### SHORT TASK
Repeat the data that follows, word for word, without the images.
***** PROVIDED MATERIAL *****
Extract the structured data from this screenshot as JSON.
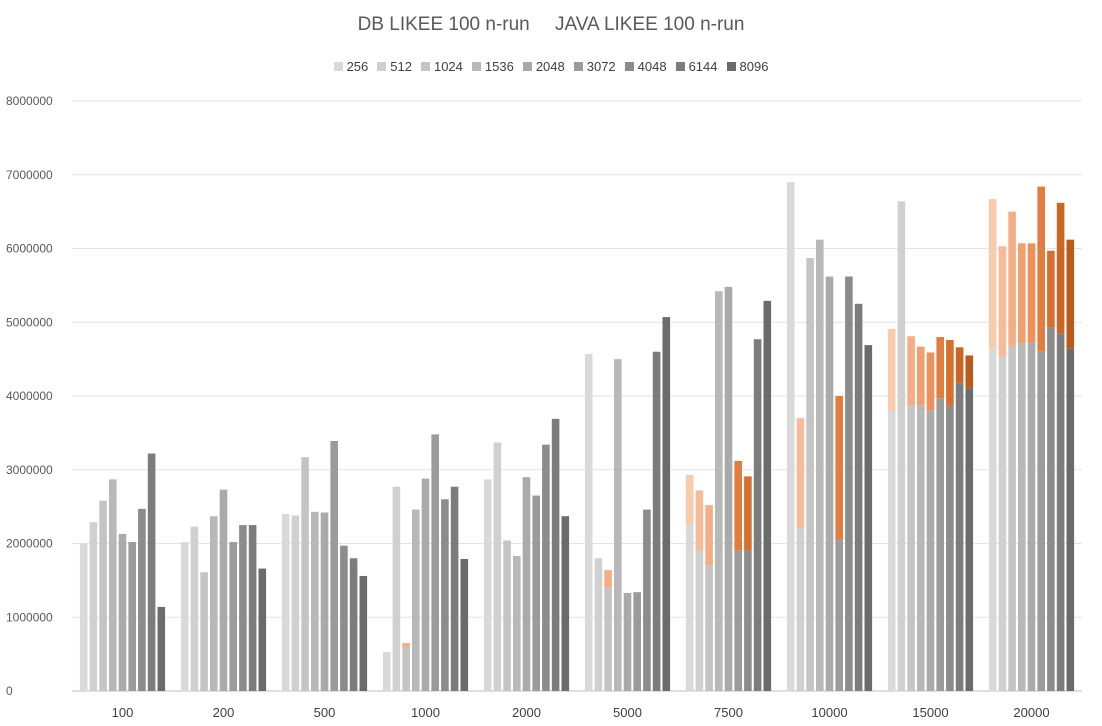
{
  "chart_data": {
    "type": "bar",
    "title_db": "DB LIKEE 100 n-run",
    "title_java": "JAVA LIKEE 100 n-run",
    "ylim": [
      0,
      8000000
    ],
    "yticks": [
      "0",
      "1000000",
      "2000000",
      "3000000",
      "4000000",
      "5000000",
      "6000000",
      "7000000",
      "8000000"
    ],
    "categories": [
      "100",
      "200",
      "500",
      "1000",
      "2000",
      "5000",
      "7500",
      "10000",
      "15000",
      "20000"
    ],
    "series_colors": [
      "#d9d9d9",
      "#d0d0d0",
      "#c4c4c4",
      "#b8b8b8",
      "#aaaaaa",
      "#9b9b9b",
      "#8c8c8c",
      "#7c7c7c",
      "#6b6b6b"
    ],
    "java_colors": [
      "#f8cbad",
      "#f6bc99",
      "#f4ad85",
      "#f19f70",
      "#ee905c",
      "#e27d40",
      "#d6702e",
      "#c96623",
      "#b85c1e"
    ],
    "series": [
      {
        "name": "256",
        "db": [
          2000000,
          2020000,
          2400000,
          530000,
          2870000,
          4570000,
          2250000,
          6900000,
          3800000,
          4640000
        ],
        "java": [
          0,
          0,
          0,
          0,
          0,
          0,
          2930000,
          0,
          4910000,
          6670000
        ]
      },
      {
        "name": "512",
        "db": [
          2290000,
          2230000,
          2380000,
          2770000,
          3370000,
          1800000,
          1900000,
          2200000,
          6640000,
          4530000
        ],
        "java": [
          0,
          0,
          0,
          0,
          0,
          0,
          2720000,
          3700000,
          0,
          6030000
        ]
      },
      {
        "name": "1024",
        "db": [
          2580000,
          1610000,
          3170000,
          590000,
          2040000,
          1400000,
          1700000,
          5870000,
          3870000,
          4680000
        ],
        "java": [
          0,
          0,
          0,
          650000,
          0,
          1640000,
          2520000,
          0,
          4810000,
          6500000
        ]
      },
      {
        "name": "1536",
        "db": [
          2870000,
          2370000,
          2430000,
          2460000,
          1830000,
          4500000,
          5420000,
          6120000,
          3880000,
          4720000
        ],
        "java": [
          0,
          0,
          0,
          0,
          0,
          0,
          0,
          0,
          4670000,
          6070000
        ]
      },
      {
        "name": "2048",
        "db": [
          2130000,
          2730000,
          2420000,
          2880000,
          2900000,
          1330000,
          5480000,
          5620000,
          3800000,
          4720000
        ],
        "java": [
          0,
          0,
          0,
          0,
          0,
          0,
          0,
          0,
          4590000,
          6070000
        ]
      },
      {
        "name": "3072",
        "db": [
          2020000,
          2020000,
          3390000,
          3480000,
          2650000,
          1340000,
          1900000,
          2050000,
          3970000,
          4600000
        ],
        "java": [
          0,
          0,
          0,
          0,
          0,
          0,
          3120000,
          4000000,
          4800000,
          6840000
        ]
      },
      {
        "name": "4048",
        "db": [
          2470000,
          2250000,
          1970000,
          2600000,
          3340000,
          2460000,
          1900000,
          5620000,
          3870000,
          4930000
        ],
        "java": [
          0,
          0,
          0,
          0,
          0,
          0,
          2910000,
          0,
          4760000,
          5970000
        ]
      },
      {
        "name": "6144",
        "db": [
          3220000,
          2250000,
          1800000,
          2770000,
          3690000,
          4600000,
          4770000,
          5250000,
          4180000,
          4850000
        ],
        "java": [
          0,
          0,
          0,
          0,
          0,
          0,
          0,
          0,
          4660000,
          6620000
        ]
      },
      {
        "name": "8096",
        "db": [
          1140000,
          1660000,
          1560000,
          1790000,
          2370000,
          5070000,
          5290000,
          4690000,
          4100000,
          4640000
        ],
        "java": [
          0,
          0,
          0,
          0,
          0,
          0,
          0,
          0,
          4550000,
          6120000
        ]
      }
    ]
  }
}
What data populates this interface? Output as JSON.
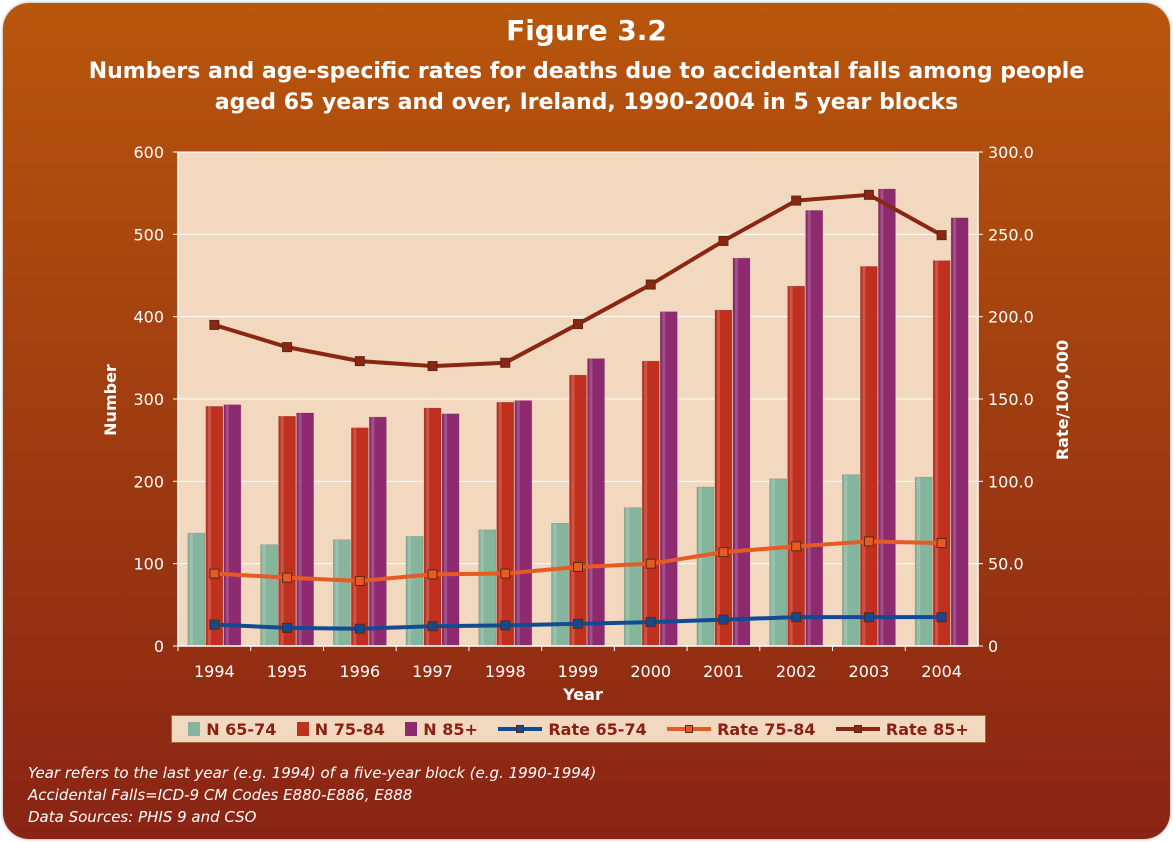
{
  "figure": {
    "label": "Figure 3.2",
    "title": "Numbers and age-specific rates for deaths due to accidental falls among people aged 65 years and over, Ireland, 1990-2004 in 5 year blocks"
  },
  "notes": [
    "Year refers to the last year (e.g. 1994) of a five-year block (e.g. 1990-1994)",
    "Accidental Falls=ICD-9 CM Codes E880-E886, E888",
    "Data Sources: PHIS 9 and CSO"
  ],
  "chart_data": {
    "type": "bar",
    "title": "Numbers and age-specific rates for deaths due to accidental falls among people aged 65 years and over, Ireland, 1990-2004 in 5 year blocks",
    "xlabel": "Year",
    "ylabel": "Number",
    "y2label": "Rate/100,000",
    "ylim": [
      0,
      600
    ],
    "y2lim": [
      0,
      300
    ],
    "yticks": [
      "0",
      "100",
      "200",
      "300",
      "400",
      "500",
      "600"
    ],
    "y2ticks": [
      "0",
      "50.0",
      "100.0",
      "150.0",
      "200.0",
      "250.0",
      "300.0"
    ],
    "grid": true,
    "legend_position": "bottom",
    "plot_background": "#f1d8bf",
    "categories": [
      "1994",
      "1995",
      "1996",
      "1997",
      "1998",
      "1999",
      "2000",
      "2001",
      "2002",
      "2003",
      "2004"
    ],
    "series": [
      {
        "name": "N 65-74",
        "kind": "bar",
        "axis": "left",
        "color": "#86b59d",
        "values": [
          137,
          123,
          129,
          133,
          141,
          149,
          168,
          193,
          203,
          208,
          205
        ]
      },
      {
        "name": "N 75-84",
        "kind": "bar",
        "axis": "left",
        "color": "#c0301e",
        "values": [
          291,
          279,
          265,
          289,
          296,
          329,
          346,
          408,
          437,
          461,
          468
        ]
      },
      {
        "name": "N 85+",
        "kind": "bar",
        "axis": "left",
        "color": "#8d2a70",
        "values": [
          293,
          283,
          278,
          282,
          298,
          349,
          406,
          471,
          529,
          555,
          520
        ]
      },
      {
        "name": "Rate 65-74",
        "kind": "line",
        "axis": "right",
        "color": "#124b94",
        "values": [
          13,
          11,
          10.5,
          12,
          12.5,
          13.5,
          14.5,
          16,
          17.5,
          17.5,
          17.5
        ]
      },
      {
        "name": "Rate 75-84",
        "kind": "line",
        "axis": "right",
        "color": "#e65a24",
        "values": [
          44,
          41.5,
          39.5,
          43.5,
          44,
          48,
          50,
          57,
          60.5,
          63.5,
          62.5
        ]
      },
      {
        "name": "Rate 85+",
        "kind": "line",
        "axis": "right",
        "color": "#8a2612",
        "values": [
          195,
          181.5,
          173,
          170,
          172,
          195.5,
          219.5,
          246,
          270.5,
          274,
          249.5
        ]
      }
    ]
  }
}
*****
### THE RESULT
Extract the structured data from this screenshot as JSON.
{
  "chart_data": {
    "type": "bar",
    "title_db": "DB LIKEE 100 n-run",
    "title_java": "JAVA LIKEE 100 n-run",
    "ylim": [
      0,
      8000000
    ],
    "yticks": [
      "0",
      "1000000",
      "2000000",
      "3000000",
      "4000000",
      "5000000",
      "6000000",
      "7000000",
      "8000000"
    ],
    "categories": [
      "100",
      "200",
      "500",
      "1000",
      "2000",
      "5000",
      "7500",
      "10000",
      "15000",
      "20000"
    ],
    "series_colors": [
      "#d9d9d9",
      "#d0d0d0",
      "#c4c4c4",
      "#b8b8b8",
      "#aaaaaa",
      "#9b9b9b",
      "#8c8c8c",
      "#7c7c7c",
      "#6b6b6b"
    ],
    "java_colors": [
      "#f8cbad",
      "#f6bc99",
      "#f4ad85",
      "#f19f70",
      "#ee905c",
      "#e27d40",
      "#d6702e",
      "#c96623",
      "#b85c1e"
    ],
    "series": [
      {
        "name": "256",
        "db": [
          2000000,
          2020000,
          2400000,
          530000,
          2870000,
          4570000,
          2250000,
          6900000,
          3800000,
          4640000
        ],
        "java": [
          0,
          0,
          0,
          0,
          0,
          0,
          2930000,
          0,
          4910000,
          6670000
        ]
      },
      {
        "name": "512",
        "db": [
          2290000,
          2230000,
          2380000,
          2770000,
          3370000,
          1800000,
          1900000,
          2200000,
          6640000,
          4530000
        ],
        "java": [
          0,
          0,
          0,
          0,
          0,
          0,
          2720000,
          3700000,
          0,
          6030000
        ]
      },
      {
        "name": "1024",
        "db": [
          2580000,
          1610000,
          3170000,
          590000,
          2040000,
          1400000,
          1700000,
          5870000,
          3870000,
          4680000
        ],
        "java": [
          0,
          0,
          0,
          650000,
          0,
          1640000,
          2520000,
          0,
          4810000,
          6500000
        ]
      },
      {
        "name": "1536",
        "db": [
          2870000,
          2370000,
          2430000,
          2460000,
          1830000,
          4500000,
          5420000,
          6120000,
          3880000,
          4720000
        ],
        "java": [
          0,
          0,
          0,
          0,
          0,
          0,
          0,
          0,
          4670000,
          6070000
        ]
      },
      {
        "name": "2048",
        "db": [
          2130000,
          2730000,
          2420000,
          2880000,
          2900000,
          1330000,
          5480000,
          5620000,
          3800000,
          4720000
        ],
        "java": [
          0,
          0,
          0,
          0,
          0,
          0,
          0,
          0,
          4590000,
          6070000
        ]
      },
      {
        "name": "3072",
        "db": [
          2020000,
          2020000,
          3390000,
          3480000,
          2650000,
          1340000,
          1900000,
          2050000,
          3970000,
          4600000
        ],
        "java": [
          0,
          0,
          0,
          0,
          0,
          0,
          3120000,
          4000000,
          4800000,
          6840000
        ]
      },
      {
        "name": "4048",
        "db": [
          2470000,
          2250000,
          1970000,
          2600000,
          3340000,
          2460000,
          1900000,
          5620000,
          3870000,
          4930000
        ],
        "java": [
          0,
          0,
          0,
          0,
          0,
          0,
          2910000,
          0,
          4760000,
          5970000
        ]
      },
      {
        "name": "6144",
        "db": [
          3220000,
          2250000,
          1800000,
          2770000,
          3690000,
          4600000,
          4770000,
          5250000,
          4180000,
          4850000
        ],
        "java": [
          0,
          0,
          0,
          0,
          0,
          0,
          0,
          0,
          4660000,
          6620000
        ]
      },
      {
        "name": "8096",
        "db": [
          1140000,
          1660000,
          1560000,
          1790000,
          2370000,
          5070000,
          5290000,
          4690000,
          4100000,
          4640000
        ],
        "java": [
          0,
          0,
          0,
          0,
          0,
          0,
          0,
          0,
          4550000,
          6120000
        ]
      }
    ]
  }
}
What data populates this interface? Output as JSON.
{
  "figure": {
    "label": "Figure 3.2",
    "title": "Numbers and age-specific rates for deaths due to accidental falls among people aged 65 years and over, Ireland, 1990-2004 in 5 year blocks"
  },
  "notes": [
    "Year refers to the last year (e.g. 1994) of a five-year block (e.g. 1990-1994)",
    "Accidental Falls=ICD-9 CM Codes E880-E886, E888",
    "Data Sources: PHIS 9 and CSO"
  ],
  "chart_data": {
    "type": "bar",
    "title": "Numbers and age-specific rates for deaths due to accidental falls among people aged 65 years and over, Ireland, 1990-2004 in 5 year blocks",
    "xlabel": "Year",
    "ylabel": "Number",
    "y2label": "Rate/100,000",
    "ylim": [
      0,
      600
    ],
    "y2lim": [
      0,
      300
    ],
    "yticks": [
      "0",
      "100",
      "200",
      "300",
      "400",
      "500",
      "600"
    ],
    "y2ticks": [
      "0",
      "50.0",
      "100.0",
      "150.0",
      "200.0",
      "250.0",
      "300.0"
    ],
    "grid": true,
    "legend_position": "bottom",
    "plot_background": "#f1d8bf",
    "categories": [
      "1994",
      "1995",
      "1996",
      "1997",
      "1998",
      "1999",
      "2000",
      "2001",
      "2002",
      "2003",
      "2004"
    ],
    "series": [
      {
        "name": "N 65-74",
        "kind": "bar",
        "axis": "left",
        "color": "#86b59d",
        "values": [
          137,
          123,
          129,
          133,
          141,
          149,
          168,
          193,
          203,
          208,
          205
        ]
      },
      {
        "name": "N 75-84",
        "kind": "bar",
        "axis": "left",
        "color": "#c0301e",
        "values": [
          291,
          279,
          265,
          289,
          296,
          329,
          346,
          408,
          437,
          461,
          468
        ]
      },
      {
        "name": "N 85+",
        "kind": "bar",
        "axis": "left",
        "color": "#8d2a70",
        "values": [
          293,
          283,
          278,
          282,
          298,
          349,
          406,
          471,
          529,
          555,
          520
        ]
      },
      {
        "name": "Rate 65-74",
        "kind": "line",
        "axis": "right",
        "color": "#124b94",
        "values": [
          13,
          11,
          10.5,
          12,
          12.5,
          13.5,
          14.5,
          16,
          17.5,
          17.5,
          17.5
        ]
      },
      {
        "name": "Rate 75-84",
        "kind": "line",
        "axis": "right",
        "color": "#e65a24",
        "values": [
          44,
          41.5,
          39.5,
          43.5,
          44,
          48,
          50,
          57,
          60.5,
          63.5,
          62.5
        ]
      },
      {
        "name": "Rate 85+",
        "kind": "line",
        "axis": "right",
        "color": "#8a2612",
        "values": [
          195,
          181.5,
          173,
          170,
          172,
          195.5,
          219.5,
          246,
          270.5,
          274,
          249.5
        ]
      }
    ]
  }
}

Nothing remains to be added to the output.